## Begin The input

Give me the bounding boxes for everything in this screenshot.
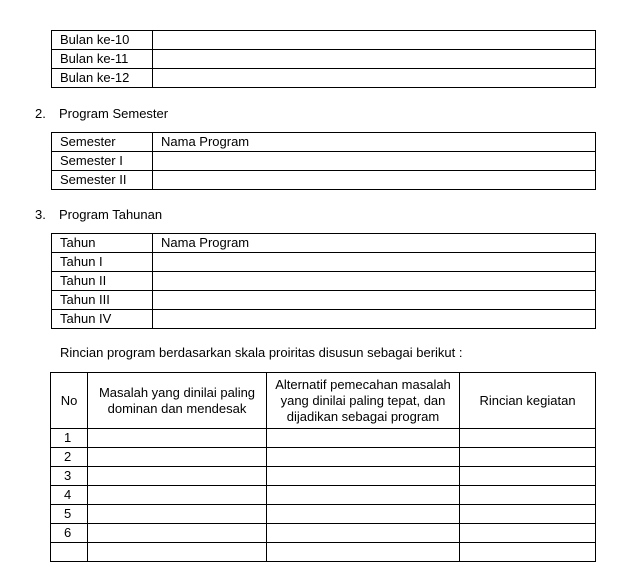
- alternative-cell[interactable]: [267, 467, 460, 486]
- program-cell[interactable]: [153, 291, 596, 310]
- table-row: [51, 486, 596, 505]
- activity-cell[interactable]: [460, 429, 596, 448]
- program-cell[interactable]: [153, 272, 596, 291]
- table-row: [52, 69, 596, 88]
- problem-cell[interactable]: [88, 429, 267, 448]
- row-number: 1: [51, 429, 88, 448]
- alternative-cell[interactable]: [267, 524, 460, 543]
- table-row: [52, 310, 596, 329]
- activity-cell[interactable]: [460, 486, 596, 505]
- table-header-row: [52, 234, 596, 253]
- row-number: [51, 543, 88, 562]
- section-2-heading: [35, 106, 168, 121]
- table-row: [51, 467, 596, 486]
- table-header-row: [51, 373, 596, 429]
- row-number: 5: [51, 505, 88, 524]
- year-label: Tahun IV: [52, 310, 153, 329]
- row-number: 2: [51, 448, 88, 467]
- month-label: Bulan ke-12: [52, 69, 153, 88]
- section-number: 2.: [35, 106, 46, 121]
- table-header-row: [52, 133, 596, 152]
- column-header: Tahun: [52, 234, 153, 253]
- problem-cell[interactable]: [88, 448, 267, 467]
- alternative-cell[interactable]: [267, 543, 460, 562]
- table-row: [52, 171, 596, 190]
- column-header-alternative: Alternatif pemecahan masalah yang dinilai paling tepat, dan dijadikan sebagai program: [267, 373, 460, 429]
- problem-cell[interactable]: [88, 524, 267, 543]
- activity-cell[interactable]: [460, 524, 596, 543]
- program-cell[interactable]: [153, 310, 596, 329]
- alternative-cell[interactable]: [267, 505, 460, 524]
- alternative-cell[interactable]: [267, 486, 460, 505]
- column-header: Nama Program: [153, 133, 596, 152]
- column-header: Nama Program: [153, 234, 596, 253]
- table-row: [52, 272, 596, 291]
- table-row: [51, 524, 596, 543]
- year-label: Tahun III: [52, 291, 153, 310]
- month-label: Bulan ke-10: [52, 31, 153, 50]
- table-row: [52, 50, 596, 69]
- table-row: [52, 253, 596, 272]
- priority-intro-text: Rincian program berdasarkan skala proiritas disusun sebagai berikut :: [60, 345, 463, 360]
- row-number: 6: [51, 524, 88, 543]
- activity-cell[interactable]: [460, 543, 596, 562]
- program-cell[interactable]: [153, 31, 596, 50]
- table-row: [51, 505, 596, 524]
- problem-cell[interactable]: [88, 543, 267, 562]
- table-row: [52, 152, 596, 171]
- semester-label: Semester II: [52, 171, 153, 190]
- problem-cell[interactable]: [88, 505, 267, 524]
- section-title: Program Tahunan: [59, 207, 163, 222]
- activity-cell[interactable]: [460, 448, 596, 467]
- month-label: Bulan ke-11: [52, 50, 153, 69]
- semester-program-table: [51, 132, 596, 190]
- table-row: [51, 448, 596, 467]
- program-cell[interactable]: [153, 50, 596, 69]
- section-title: Program Semester: [59, 106, 169, 121]
- annual-program-table: [51, 233, 596, 329]
- year-label: Tahun I: [52, 253, 153, 272]
- activity-cell[interactable]: [460, 467, 596, 486]
- monthly-program-table: [51, 30, 596, 88]
- section-number: 3.: [35, 207, 46, 222]
- alternative-cell[interactable]: [267, 448, 460, 467]
- alternative-cell[interactable]: [267, 429, 460, 448]
- year-label: Tahun II: [52, 272, 153, 291]
- program-cell[interactable]: [153, 171, 596, 190]
- row-number: 4: [51, 486, 88, 505]
- priority-program-table: [50, 372, 596, 562]
- row-number: 3: [51, 467, 88, 486]
- table-row: [51, 543, 596, 562]
- column-header-problem: Masalah yang dinilai paling dominan dan mendesak: [88, 373, 267, 429]
- table-row: [52, 31, 596, 50]
- section-3-heading: [35, 207, 162, 222]
- column-header-no: No: [51, 373, 88, 429]
- problem-cell[interactable]: [88, 467, 267, 486]
- semester-label: Semester I: [52, 152, 153, 171]
- column-header: Semester: [52, 133, 153, 152]
- table-row: [51, 429, 596, 448]
- column-header-activity: Rincian kegiatan: [460, 373, 596, 429]
- program-cell[interactable]: [153, 69, 596, 88]
- table-row: [52, 291, 596, 310]
- program-cell[interactable]: [153, 152, 596, 171]
- problem-cell[interactable]: [88, 486, 267, 505]
- activity-cell[interactable]: [460, 505, 596, 524]
- program-cell[interactable]: [153, 253, 596, 272]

## End The input

**What is asked:** Identify every line of the records above that contains the string "priority", matching case exactly, and copy each of those lines.

**Written answer:**
- priority-intro-text: Rincian program berdasarkan skala proiritas disusun sebagai berikut :: [60, 345, 463, 360]
- priority-program-table: [50, 372, 596, 562]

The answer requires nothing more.